ARBEITSAUFTRAG A ->
Schreibe die folgenden Zeilen aus den Einträgen unverändert ab: Beginne bei der Zeile, die "152, 738, 182]" enthält, und höre nach der Zeile auf, die "section-heading-2: 二、报名及培训时间 bbox=[148, 238, 738, 268]" enthält.

TEXTAUSZUG ->

..........

Motorisierte Helfer Roboter bei Amazon und Co.: «Die Symphonie von Mensch und Maschine»

AP

31.12.2019

Immer mehr Versandhändler und Logistiker sind mit eigenen Robotern eingestiegen, immer neue Modelle kommen auf den Markt.
Immer mehr Versandhändler und Logistiker sind mit eigenen Robotern eingestiegen, immer neue Modelle kommen auf den Markt.
Bild: Ross D. Franklin/AP/dpa

Helfende Roboter sind aus den grossen Hallen der US-Versandhändler nicht mehr wegzudenken. Forscher beobachten steigenden Druck für die menschlichen Kollegen. Nicht alle können Schritt halten.

Noch vor gut fünf Jahren waren es 15'000, 2018 fast 100'000 Roboterfahrzeuge bei Amazon in den USA. Bis jetzt stieg die Zahl der motorisierten Helfer in dem Unternehmen nochmals auf mehr als 200'000. Längst haben Roboter ihren Siegeszug in den Auslieferungslagern des Landes angetreten. Für Amazon und seine Konkurrenten sind sie nicht mehr wegzudenken. Anders als befürchtet haben die Roboter den Kollegen aus Fleisch und Blut zwar nicht radikal die Jobs gestohlen. Aber die Zusammenarbeit bringt Probleme.

..........

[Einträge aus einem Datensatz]
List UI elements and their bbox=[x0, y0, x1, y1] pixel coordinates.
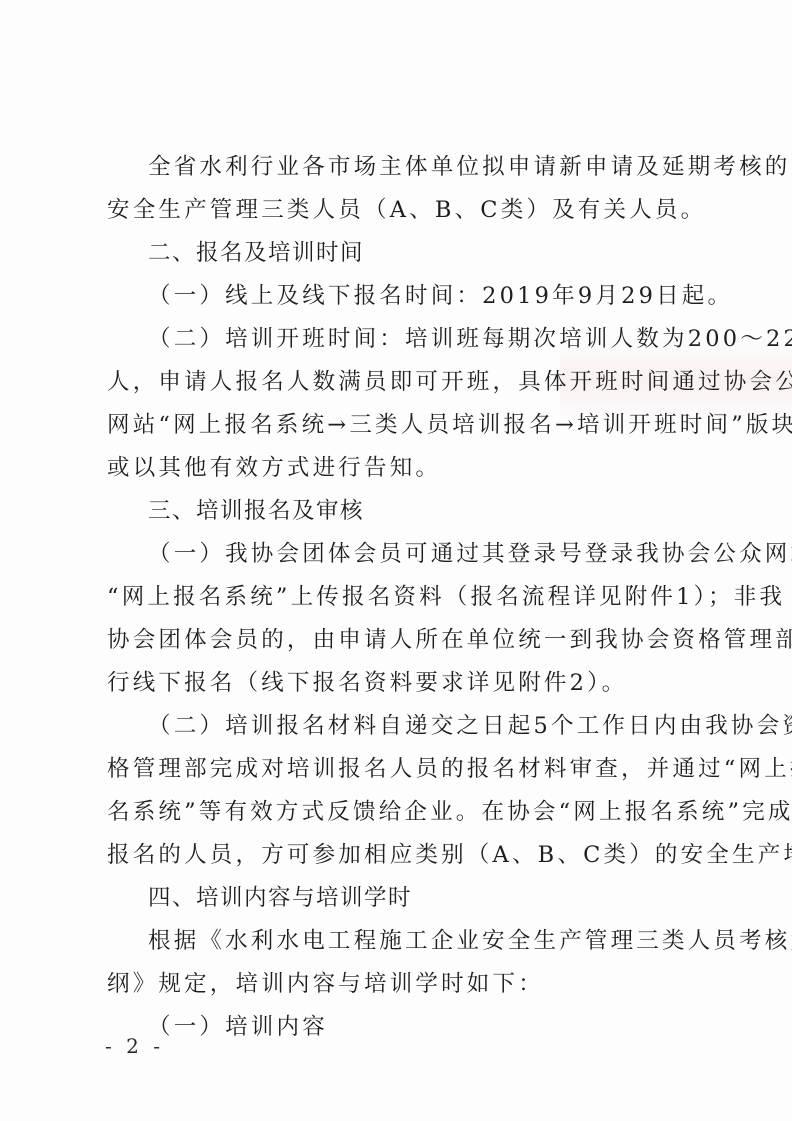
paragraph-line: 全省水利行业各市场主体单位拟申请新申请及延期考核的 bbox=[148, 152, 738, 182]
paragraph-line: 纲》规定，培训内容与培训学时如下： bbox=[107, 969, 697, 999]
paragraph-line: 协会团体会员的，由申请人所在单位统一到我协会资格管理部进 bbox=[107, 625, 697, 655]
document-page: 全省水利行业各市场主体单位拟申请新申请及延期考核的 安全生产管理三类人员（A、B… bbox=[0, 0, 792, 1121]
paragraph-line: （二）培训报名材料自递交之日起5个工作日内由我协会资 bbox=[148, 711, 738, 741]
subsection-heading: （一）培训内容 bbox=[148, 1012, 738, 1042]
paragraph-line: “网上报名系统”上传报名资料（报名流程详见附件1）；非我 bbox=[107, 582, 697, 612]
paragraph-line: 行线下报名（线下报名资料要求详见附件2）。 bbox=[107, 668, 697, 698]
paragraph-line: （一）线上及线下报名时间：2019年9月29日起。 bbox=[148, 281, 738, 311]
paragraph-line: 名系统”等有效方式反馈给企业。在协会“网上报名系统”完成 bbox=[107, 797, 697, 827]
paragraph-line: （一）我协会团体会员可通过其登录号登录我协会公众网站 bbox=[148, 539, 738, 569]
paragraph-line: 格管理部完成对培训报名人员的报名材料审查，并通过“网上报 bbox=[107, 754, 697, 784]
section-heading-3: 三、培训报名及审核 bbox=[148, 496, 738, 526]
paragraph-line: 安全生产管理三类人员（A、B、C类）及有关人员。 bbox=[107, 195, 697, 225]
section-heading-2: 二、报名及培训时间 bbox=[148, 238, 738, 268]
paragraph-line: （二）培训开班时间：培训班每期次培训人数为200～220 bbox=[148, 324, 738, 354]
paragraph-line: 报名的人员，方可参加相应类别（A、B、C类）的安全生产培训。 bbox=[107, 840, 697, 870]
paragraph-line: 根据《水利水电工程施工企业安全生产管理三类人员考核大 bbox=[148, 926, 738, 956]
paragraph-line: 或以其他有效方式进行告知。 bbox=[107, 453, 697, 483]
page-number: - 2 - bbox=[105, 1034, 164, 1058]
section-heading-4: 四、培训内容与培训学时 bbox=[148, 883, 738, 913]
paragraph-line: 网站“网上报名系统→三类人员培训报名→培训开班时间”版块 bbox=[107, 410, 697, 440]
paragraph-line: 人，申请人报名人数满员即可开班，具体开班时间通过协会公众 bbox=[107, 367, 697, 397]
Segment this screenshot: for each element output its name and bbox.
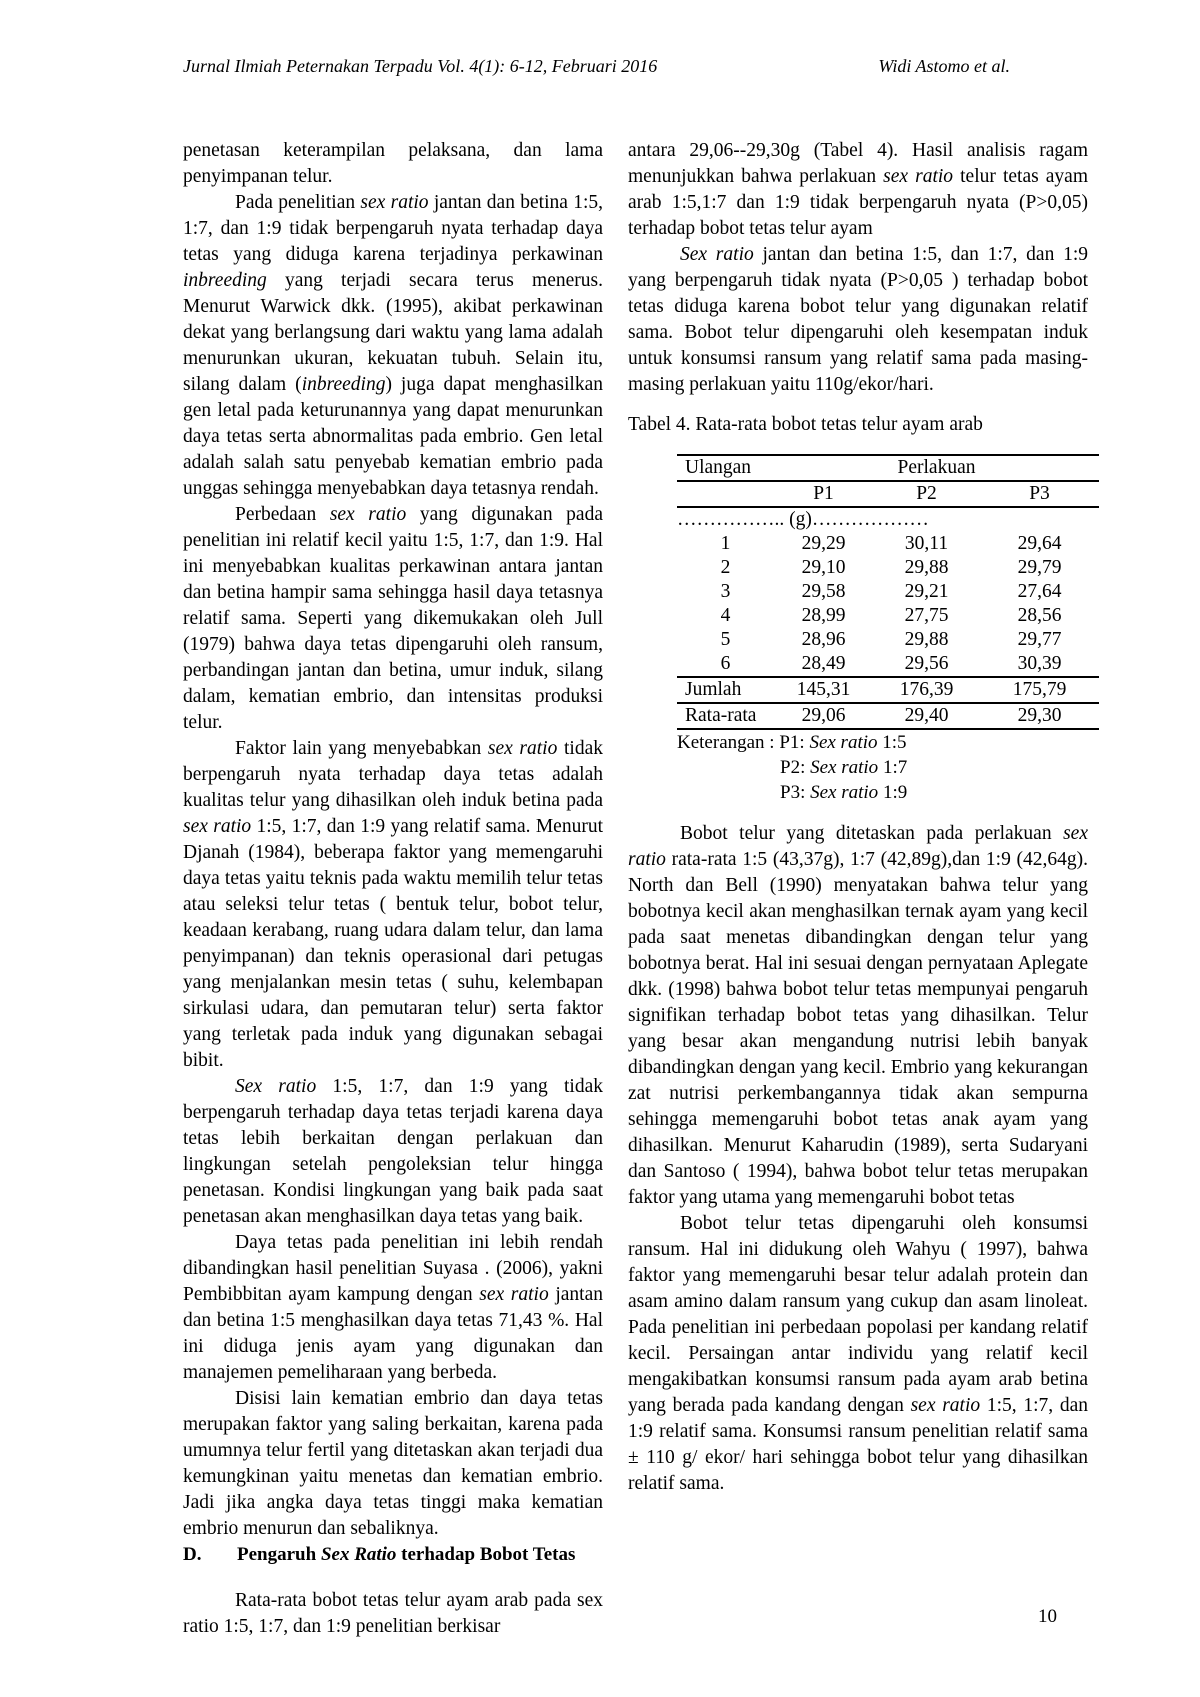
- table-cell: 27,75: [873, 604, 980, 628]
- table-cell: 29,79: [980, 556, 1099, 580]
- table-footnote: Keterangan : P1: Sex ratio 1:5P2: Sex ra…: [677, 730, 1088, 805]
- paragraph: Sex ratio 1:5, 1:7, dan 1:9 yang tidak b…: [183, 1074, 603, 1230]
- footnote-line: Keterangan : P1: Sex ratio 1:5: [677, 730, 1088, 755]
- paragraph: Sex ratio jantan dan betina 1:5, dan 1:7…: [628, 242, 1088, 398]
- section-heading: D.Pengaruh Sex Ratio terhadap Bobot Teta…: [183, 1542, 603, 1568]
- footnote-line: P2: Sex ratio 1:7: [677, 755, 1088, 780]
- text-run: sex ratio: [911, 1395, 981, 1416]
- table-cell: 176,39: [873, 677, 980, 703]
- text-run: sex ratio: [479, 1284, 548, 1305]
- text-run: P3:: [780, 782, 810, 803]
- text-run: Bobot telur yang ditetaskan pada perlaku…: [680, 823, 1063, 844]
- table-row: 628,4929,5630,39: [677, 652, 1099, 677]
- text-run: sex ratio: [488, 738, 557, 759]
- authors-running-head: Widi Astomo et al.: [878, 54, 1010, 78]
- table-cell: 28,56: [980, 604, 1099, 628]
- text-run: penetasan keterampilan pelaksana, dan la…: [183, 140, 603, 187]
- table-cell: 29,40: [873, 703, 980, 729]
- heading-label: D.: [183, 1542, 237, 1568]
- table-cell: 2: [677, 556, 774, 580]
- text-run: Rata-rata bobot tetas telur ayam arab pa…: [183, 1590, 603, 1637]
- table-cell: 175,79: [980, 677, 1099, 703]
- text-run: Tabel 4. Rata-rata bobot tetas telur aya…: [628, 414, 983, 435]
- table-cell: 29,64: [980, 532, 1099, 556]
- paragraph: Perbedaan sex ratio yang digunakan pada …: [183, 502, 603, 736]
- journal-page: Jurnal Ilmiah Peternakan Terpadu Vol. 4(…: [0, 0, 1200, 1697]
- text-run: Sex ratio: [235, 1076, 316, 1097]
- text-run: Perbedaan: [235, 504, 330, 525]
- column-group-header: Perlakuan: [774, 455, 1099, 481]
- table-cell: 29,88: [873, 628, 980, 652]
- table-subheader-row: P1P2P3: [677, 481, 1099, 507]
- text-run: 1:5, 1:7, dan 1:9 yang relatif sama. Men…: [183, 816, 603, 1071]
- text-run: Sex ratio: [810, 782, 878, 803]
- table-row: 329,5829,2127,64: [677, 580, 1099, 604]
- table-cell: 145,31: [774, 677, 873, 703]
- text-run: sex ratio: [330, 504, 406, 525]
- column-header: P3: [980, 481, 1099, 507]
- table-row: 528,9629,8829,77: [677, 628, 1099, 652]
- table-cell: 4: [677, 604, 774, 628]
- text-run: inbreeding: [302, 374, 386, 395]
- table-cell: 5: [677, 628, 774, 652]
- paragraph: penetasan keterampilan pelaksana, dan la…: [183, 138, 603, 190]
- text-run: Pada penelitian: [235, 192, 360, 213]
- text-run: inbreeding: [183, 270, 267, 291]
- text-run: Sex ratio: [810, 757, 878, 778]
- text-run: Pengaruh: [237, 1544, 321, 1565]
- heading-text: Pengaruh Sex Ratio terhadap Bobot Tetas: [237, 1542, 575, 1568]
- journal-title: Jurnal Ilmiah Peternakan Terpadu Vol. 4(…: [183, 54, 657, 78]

..........

ARBEITSAUFTRAG B ->
Stimmen diese Aussagen mit dem Artikel über Roboter bei Versandhändlern überein? Beantworte jede mit Ja oder Nein und zitiere wörtlich die entscheidenden Worte des Artikels.
(i) 2018 gab es bei Amazon in den USA fast 100'000 Roboterfahrzeuge.
(ii) Die Roboter haben den menschlichen Kollegen radikal die Jobs gestohlen.
(iii) Forscher beobachten sinkenden Druck für die menschlichen Kollegen.

MUSTERLÖSUNG A ->
paragraph-line: 全省水利行业各市场主体单位拟申请新申请及延期考核的 bbox=[148, 152, 738, 182]
paragraph-line: 纲》规定，培训内容与培训学时如下： bbox=[107, 969, 697, 999]
paragraph-line: 协会团体会员的，由申请人所在单位统一到我协会资格管理部进 bbox=[107, 625, 697, 655]
document-page: 全省水利行业各市场主体单位拟申请新申请及延期考核的 安全生产管理三类人员（A、B… bbox=[0, 0, 792, 1121]
paragraph-line: （二）培训报名材料自递交之日起5个工作日内由我协会资 bbox=[148, 711, 738, 741]
subsection-heading: （一）培训内容 bbox=[148, 1012, 738, 1042]
paragraph-line: “网上报名系统”上传报名资料（报名流程详见附件1）；非我 bbox=[107, 582, 697, 612]
paragraph-line: 行线下报名（线下报名资料要求详见附件2）。 bbox=[107, 668, 697, 698]
paragraph-line: （一）线上及线下报名时间：2019年9月29日起。 bbox=[148, 281, 738, 311]
paragraph-line: 名系统”等有效方式反馈给企业。在协会“网上报名系统”完成 bbox=[107, 797, 697, 827]
paragraph-line: （一）我协会团体会员可通过其登录号登录我协会公众网站 bbox=[148, 539, 738, 569]
paragraph-line: 格管理部完成对培训报名人员的报名材料审查，并通过“网上报 bbox=[107, 754, 697, 784]
section-heading-3: 三、培训报名及审核 bbox=[148, 496, 738, 526]
paragraph-line: 安全生产管理三类人员（A、B、C类）及有关人员。 bbox=[107, 195, 697, 225]
section-heading-2: 二、报名及培训时间 bbox=[148, 238, 738, 268]

MUSTERLÖSUNG B ->
(i) Ja: "2018 fast 100'000 Roboterfahrzeuge bei Amazon in den USA"
(ii) Nein: "Anders als befürchtet haben die Roboter den Kollegen aus Fleisch und Blut zwar nicht radikal die Jobs gestohlen."
(iii) Nein: "Forscher beobachten steigenden Druck für die menschlichen Kollegen."